# [Exercise objective]
Skip all pictures, then print the remaining material exactly.

# [Records shown]
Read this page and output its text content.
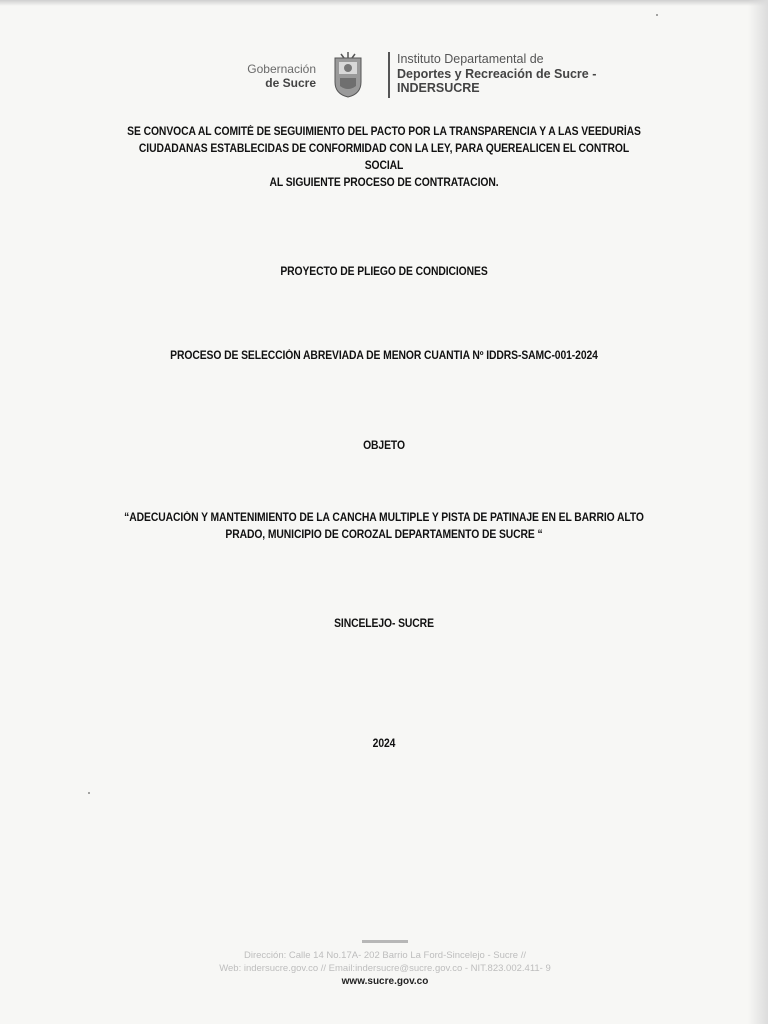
Gobernación
de Sucre
Instituto Departamental de
Deportes y Recreación de Sucre -
INDERSUCRE
SE CONVOCA AL COMITÉ DE SEGUIMIENTO DEL PACTO POR LA TRANSPARENCIA Y A LAS VEEDURÍAS
CIUDADANAS ESTABLECIDAS DE CONFORMIDAD CON LA LEY, PARA QUEREALICEN EL CONTROL SOCIAL
AL SIGUIENTE PROCESO DE CONTRATACION.
PROYECTO DE PLIEGO DE CONDICIONES
PROCESO DE SELECCIÓN ABREVIADA DE MENOR CUANTIA Nº IDDRS-SAMC-001-2024
OBJETO
“ADECUACIÓN Y MANTENIMIENTO DE LA CANCHA MULTIPLE Y PISTA DE PATINAJE EN EL BARRIO ALTO
PRADO, MUNICIPIO DE COROZAL DEPARTAMENTO DE SUCRE “
SINCELEJO- SUCRE
2024
Dirección: Calle 14 No.17A- 202 Barrio La Ford-Sincelejo - Sucre //
Web: indersucre.gov.co // Email:indersucre@sucre.gov.co - NIT.823.002.411- 9
www.sucre.gov.co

# [Response]
Read this page and output its text content.
Gobernación
de Sucre
Instituto Departamental de
Deportes y Recreación de Sucre -
INDERSUCRE
SE CONVOCA AL COMITÉ DE SEGUIMIENTO DEL PACTO POR LA TRANSPARENCIA Y A LAS VEEDURÍAS
CIUDADANAS ESTABLECIDAS DE CONFORMIDAD CON LA LEY, PARA QUEREALICEN EL CONTROL SOCIAL
AL SIGUIENTE PROCESO DE CONTRATACION.
PROYECTO DE PLIEGO DE CONDICIONES
PROCESO DE SELECCIÓN ABREVIADA DE MENOR CUANTIA Nº IDDRS-SAMC-001-2024
OBJETO
“ADECUACIÓN Y MANTENIMIENTO DE LA CANCHA MULTIPLE Y PISTA DE PATINAJE EN EL BARRIO ALTO
PRADO, MUNICIPIO DE COROZAL DEPARTAMENTO DE SUCRE “
SINCELEJO- SUCRE
2024
Dirección: Calle 14 No.17A- 202 Barrio La Ford-Sincelejo - Sucre //
Web: indersucre.gov.co // Email:indersucre@sucre.gov.co - NIT.823.002.411- 9
www.sucre.gov.co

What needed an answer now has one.